Recorded data:
────────────────
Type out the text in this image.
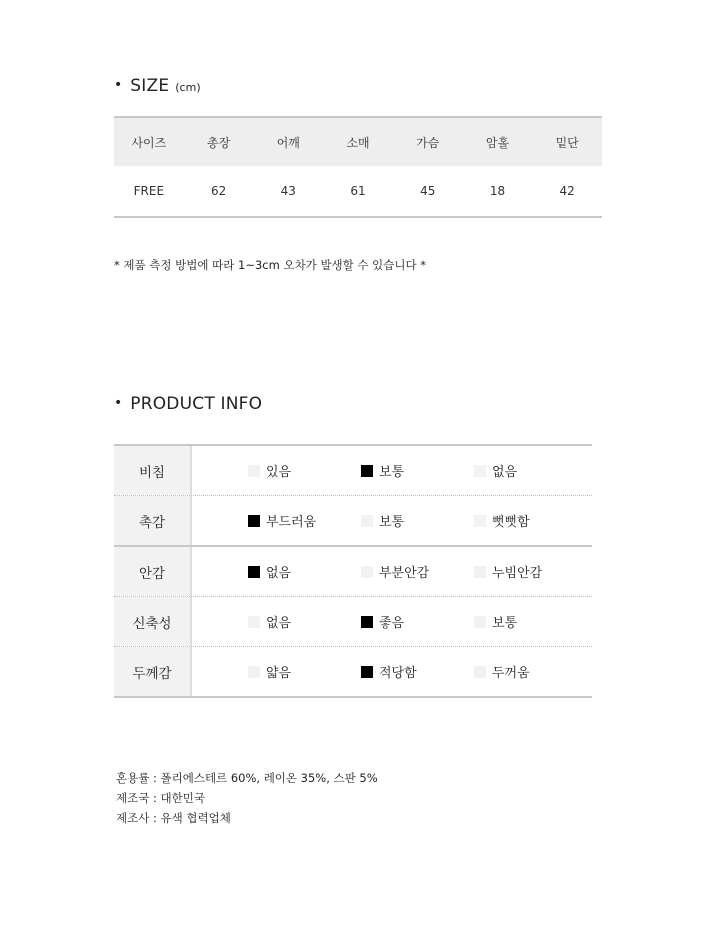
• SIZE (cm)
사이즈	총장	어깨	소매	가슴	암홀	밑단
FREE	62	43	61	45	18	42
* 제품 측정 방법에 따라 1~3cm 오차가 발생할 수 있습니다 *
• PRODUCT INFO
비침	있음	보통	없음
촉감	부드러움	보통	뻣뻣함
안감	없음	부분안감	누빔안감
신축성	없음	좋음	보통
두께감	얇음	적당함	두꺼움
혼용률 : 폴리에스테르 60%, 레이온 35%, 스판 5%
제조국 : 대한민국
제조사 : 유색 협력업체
────────────────
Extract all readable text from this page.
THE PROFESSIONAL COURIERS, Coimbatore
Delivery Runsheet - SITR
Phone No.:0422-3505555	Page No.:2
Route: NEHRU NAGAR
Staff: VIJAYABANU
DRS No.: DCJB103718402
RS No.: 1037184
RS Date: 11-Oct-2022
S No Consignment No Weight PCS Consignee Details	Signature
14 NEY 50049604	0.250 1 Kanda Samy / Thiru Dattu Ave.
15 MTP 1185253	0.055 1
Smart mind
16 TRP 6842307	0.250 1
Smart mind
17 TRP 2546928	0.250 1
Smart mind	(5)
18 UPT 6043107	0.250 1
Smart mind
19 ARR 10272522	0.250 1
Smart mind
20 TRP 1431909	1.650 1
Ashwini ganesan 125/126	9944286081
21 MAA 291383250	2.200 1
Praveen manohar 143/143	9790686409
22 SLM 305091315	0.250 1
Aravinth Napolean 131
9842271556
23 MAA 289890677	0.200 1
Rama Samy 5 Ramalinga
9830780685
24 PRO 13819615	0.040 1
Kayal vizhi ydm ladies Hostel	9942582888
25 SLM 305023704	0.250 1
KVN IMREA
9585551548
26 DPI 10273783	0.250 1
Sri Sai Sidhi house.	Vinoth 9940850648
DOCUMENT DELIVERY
────────────────
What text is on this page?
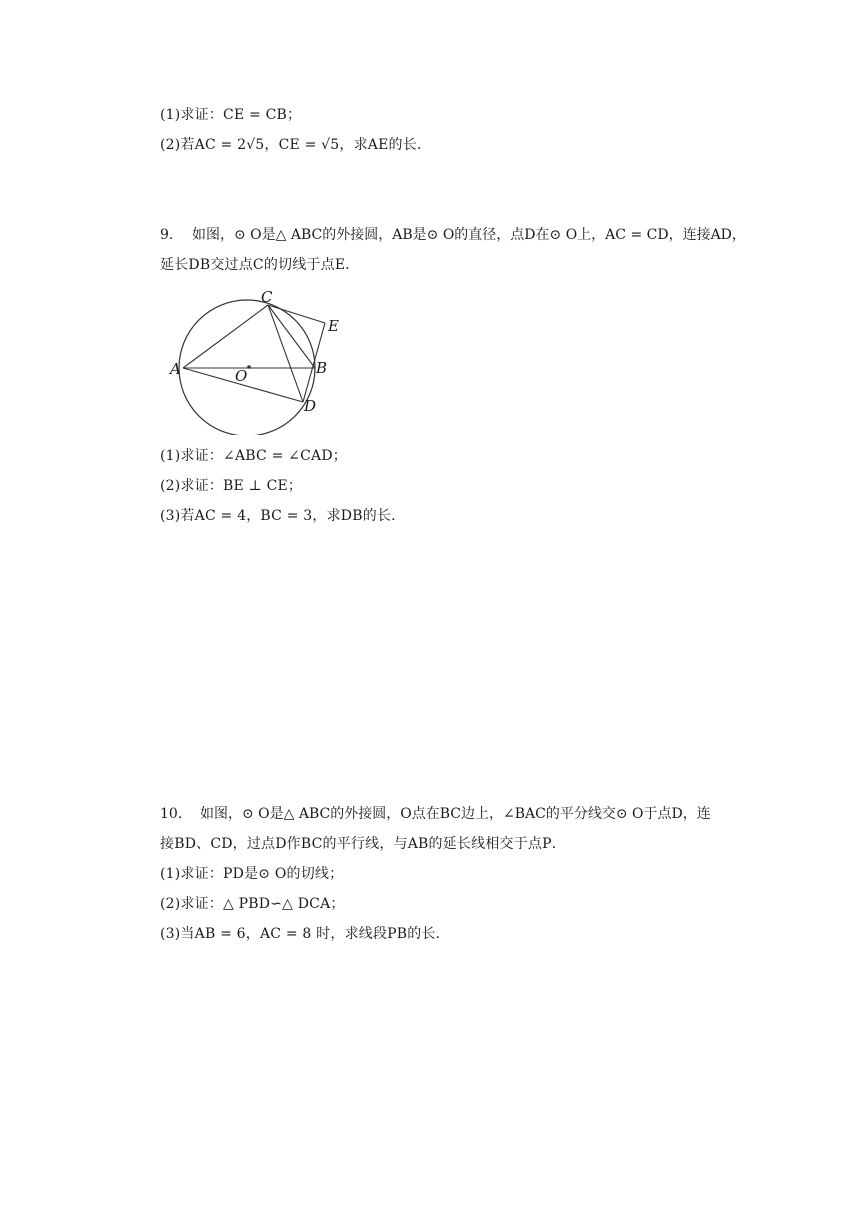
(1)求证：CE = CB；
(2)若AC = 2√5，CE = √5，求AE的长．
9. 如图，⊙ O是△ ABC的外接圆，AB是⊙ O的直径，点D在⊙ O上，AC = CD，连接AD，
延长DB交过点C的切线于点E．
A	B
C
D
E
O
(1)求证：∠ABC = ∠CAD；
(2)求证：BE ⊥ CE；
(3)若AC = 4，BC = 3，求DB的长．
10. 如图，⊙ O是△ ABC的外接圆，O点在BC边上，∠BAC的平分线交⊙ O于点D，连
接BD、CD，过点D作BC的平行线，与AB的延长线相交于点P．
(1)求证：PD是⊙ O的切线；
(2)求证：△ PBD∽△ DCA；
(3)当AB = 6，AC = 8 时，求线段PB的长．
────────────────
Stated problem:
Find each line that has the word "ABC的外接圆", then copy it out.

Result:
9. 如图，⊙ O是△ ABC的外接圆，AB是⊙ O的直径，点D在⊙ O上，AC = CD，连接AD，
10. 如图，⊙ O是△ ABC的外接圆，O点在BC边上，∠BAC的平分线交⊙ O于点D，连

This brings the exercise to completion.